─── Data provided ───
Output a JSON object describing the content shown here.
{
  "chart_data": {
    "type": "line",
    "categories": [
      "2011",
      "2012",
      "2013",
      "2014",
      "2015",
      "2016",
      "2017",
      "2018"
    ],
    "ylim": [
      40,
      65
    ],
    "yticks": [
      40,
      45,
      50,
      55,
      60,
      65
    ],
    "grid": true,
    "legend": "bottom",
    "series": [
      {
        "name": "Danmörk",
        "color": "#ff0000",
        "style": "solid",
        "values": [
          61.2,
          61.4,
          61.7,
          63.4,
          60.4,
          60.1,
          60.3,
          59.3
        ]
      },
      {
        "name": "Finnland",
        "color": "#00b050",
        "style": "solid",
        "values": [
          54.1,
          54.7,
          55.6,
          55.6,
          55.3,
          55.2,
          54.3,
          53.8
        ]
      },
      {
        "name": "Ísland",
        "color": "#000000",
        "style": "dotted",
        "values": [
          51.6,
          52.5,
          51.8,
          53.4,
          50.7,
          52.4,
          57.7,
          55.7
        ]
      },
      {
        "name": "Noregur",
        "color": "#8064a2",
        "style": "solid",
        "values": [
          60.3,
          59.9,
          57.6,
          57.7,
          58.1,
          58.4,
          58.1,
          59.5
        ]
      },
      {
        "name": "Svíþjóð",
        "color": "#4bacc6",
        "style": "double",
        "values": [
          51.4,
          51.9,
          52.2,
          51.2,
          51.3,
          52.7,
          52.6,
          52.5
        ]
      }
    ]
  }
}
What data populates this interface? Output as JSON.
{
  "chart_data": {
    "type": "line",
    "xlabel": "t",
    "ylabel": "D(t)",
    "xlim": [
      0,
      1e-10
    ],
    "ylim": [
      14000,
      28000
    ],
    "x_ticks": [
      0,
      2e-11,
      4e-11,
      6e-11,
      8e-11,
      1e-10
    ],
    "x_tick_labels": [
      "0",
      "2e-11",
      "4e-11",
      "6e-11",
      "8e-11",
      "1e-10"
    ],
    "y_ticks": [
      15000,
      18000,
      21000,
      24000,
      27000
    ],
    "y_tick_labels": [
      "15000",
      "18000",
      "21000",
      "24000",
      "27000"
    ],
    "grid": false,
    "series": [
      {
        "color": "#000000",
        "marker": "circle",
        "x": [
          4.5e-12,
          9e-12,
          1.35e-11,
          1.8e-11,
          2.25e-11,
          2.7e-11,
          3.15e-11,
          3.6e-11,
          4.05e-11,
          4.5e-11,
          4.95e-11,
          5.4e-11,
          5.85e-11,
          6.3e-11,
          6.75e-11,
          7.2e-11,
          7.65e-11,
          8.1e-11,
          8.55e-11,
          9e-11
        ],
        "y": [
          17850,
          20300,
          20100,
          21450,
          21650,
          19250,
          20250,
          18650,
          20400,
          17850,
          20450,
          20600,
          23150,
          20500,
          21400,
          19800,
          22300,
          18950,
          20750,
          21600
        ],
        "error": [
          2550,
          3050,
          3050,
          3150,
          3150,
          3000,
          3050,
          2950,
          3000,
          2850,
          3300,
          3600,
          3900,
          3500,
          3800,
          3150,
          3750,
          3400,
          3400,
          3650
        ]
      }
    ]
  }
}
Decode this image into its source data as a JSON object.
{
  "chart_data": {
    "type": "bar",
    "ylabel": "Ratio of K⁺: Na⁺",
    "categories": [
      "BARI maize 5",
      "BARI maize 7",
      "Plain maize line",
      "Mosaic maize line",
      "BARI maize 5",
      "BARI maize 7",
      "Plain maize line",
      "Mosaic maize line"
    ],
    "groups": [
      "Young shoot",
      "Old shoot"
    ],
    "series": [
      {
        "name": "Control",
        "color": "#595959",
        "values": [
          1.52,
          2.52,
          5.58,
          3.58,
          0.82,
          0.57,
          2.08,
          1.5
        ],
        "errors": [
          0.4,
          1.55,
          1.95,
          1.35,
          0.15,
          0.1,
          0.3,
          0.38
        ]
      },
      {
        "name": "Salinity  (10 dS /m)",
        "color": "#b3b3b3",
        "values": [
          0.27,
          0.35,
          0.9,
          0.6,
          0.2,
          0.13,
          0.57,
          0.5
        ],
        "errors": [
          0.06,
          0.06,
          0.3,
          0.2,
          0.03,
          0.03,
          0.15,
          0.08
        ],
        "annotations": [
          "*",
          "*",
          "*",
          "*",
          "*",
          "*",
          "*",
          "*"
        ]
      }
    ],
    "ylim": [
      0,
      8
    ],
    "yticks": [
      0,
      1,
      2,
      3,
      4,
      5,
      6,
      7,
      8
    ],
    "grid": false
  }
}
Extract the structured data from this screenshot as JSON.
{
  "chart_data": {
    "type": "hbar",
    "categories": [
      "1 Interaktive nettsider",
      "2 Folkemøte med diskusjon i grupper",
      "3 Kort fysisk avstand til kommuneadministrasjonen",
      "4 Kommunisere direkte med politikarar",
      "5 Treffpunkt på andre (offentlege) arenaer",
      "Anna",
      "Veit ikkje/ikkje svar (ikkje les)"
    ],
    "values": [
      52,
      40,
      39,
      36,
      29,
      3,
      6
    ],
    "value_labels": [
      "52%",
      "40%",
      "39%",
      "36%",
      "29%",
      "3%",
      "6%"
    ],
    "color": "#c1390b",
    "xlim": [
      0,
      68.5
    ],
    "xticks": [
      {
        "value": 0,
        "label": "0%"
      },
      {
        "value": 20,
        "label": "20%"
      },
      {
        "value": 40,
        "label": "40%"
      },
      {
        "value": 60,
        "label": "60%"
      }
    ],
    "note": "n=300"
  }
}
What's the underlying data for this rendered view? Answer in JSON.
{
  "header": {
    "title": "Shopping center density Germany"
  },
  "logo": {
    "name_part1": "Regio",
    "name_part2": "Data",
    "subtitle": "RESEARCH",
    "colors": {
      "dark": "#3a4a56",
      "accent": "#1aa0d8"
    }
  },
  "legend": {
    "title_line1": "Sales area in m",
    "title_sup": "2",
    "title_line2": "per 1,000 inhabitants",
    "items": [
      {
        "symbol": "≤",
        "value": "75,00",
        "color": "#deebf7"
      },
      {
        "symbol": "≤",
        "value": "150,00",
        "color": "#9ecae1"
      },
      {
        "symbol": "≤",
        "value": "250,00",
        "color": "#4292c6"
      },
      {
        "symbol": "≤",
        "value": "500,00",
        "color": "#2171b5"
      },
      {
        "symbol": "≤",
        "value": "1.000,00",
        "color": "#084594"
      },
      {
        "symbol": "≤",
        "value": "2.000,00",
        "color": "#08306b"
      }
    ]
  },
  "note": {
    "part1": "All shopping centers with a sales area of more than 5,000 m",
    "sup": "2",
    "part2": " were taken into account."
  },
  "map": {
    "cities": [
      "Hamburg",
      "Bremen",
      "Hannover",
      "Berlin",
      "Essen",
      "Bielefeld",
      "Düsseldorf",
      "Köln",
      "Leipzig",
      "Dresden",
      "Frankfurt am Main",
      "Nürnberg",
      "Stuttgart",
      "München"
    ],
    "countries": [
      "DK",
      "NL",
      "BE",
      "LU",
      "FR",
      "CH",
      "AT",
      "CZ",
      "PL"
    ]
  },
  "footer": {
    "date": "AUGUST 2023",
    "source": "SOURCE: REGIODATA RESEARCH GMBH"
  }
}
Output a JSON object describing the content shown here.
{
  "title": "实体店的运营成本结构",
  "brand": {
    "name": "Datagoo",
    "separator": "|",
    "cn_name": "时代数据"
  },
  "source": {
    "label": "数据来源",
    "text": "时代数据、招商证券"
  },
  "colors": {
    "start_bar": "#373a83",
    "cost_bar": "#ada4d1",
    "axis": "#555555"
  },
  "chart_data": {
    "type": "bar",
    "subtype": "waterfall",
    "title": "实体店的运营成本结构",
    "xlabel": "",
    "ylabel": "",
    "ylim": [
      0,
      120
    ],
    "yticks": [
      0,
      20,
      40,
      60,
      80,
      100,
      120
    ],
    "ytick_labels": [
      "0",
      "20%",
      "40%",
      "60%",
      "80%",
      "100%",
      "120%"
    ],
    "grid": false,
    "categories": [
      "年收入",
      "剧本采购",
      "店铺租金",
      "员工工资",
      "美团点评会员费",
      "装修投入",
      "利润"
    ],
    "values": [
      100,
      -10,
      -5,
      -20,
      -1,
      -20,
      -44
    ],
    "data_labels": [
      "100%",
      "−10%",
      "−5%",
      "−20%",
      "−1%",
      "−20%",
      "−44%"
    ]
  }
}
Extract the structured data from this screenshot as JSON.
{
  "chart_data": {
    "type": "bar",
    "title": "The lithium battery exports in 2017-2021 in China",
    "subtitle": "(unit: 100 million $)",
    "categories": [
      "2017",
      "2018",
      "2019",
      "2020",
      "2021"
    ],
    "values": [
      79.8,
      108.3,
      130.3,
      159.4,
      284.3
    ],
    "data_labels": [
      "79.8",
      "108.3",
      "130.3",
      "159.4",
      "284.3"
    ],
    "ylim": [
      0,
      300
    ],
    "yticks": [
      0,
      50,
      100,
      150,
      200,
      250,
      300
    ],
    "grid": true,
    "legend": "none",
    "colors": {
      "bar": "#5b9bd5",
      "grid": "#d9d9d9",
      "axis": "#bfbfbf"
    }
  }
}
───
Pick out the lines above that hold the string "实体店的运营成本结构" and show them.

● **Exercise answer**
  "title": "实体店的运营成本结构",
    "title": "实体店的运营成本结构",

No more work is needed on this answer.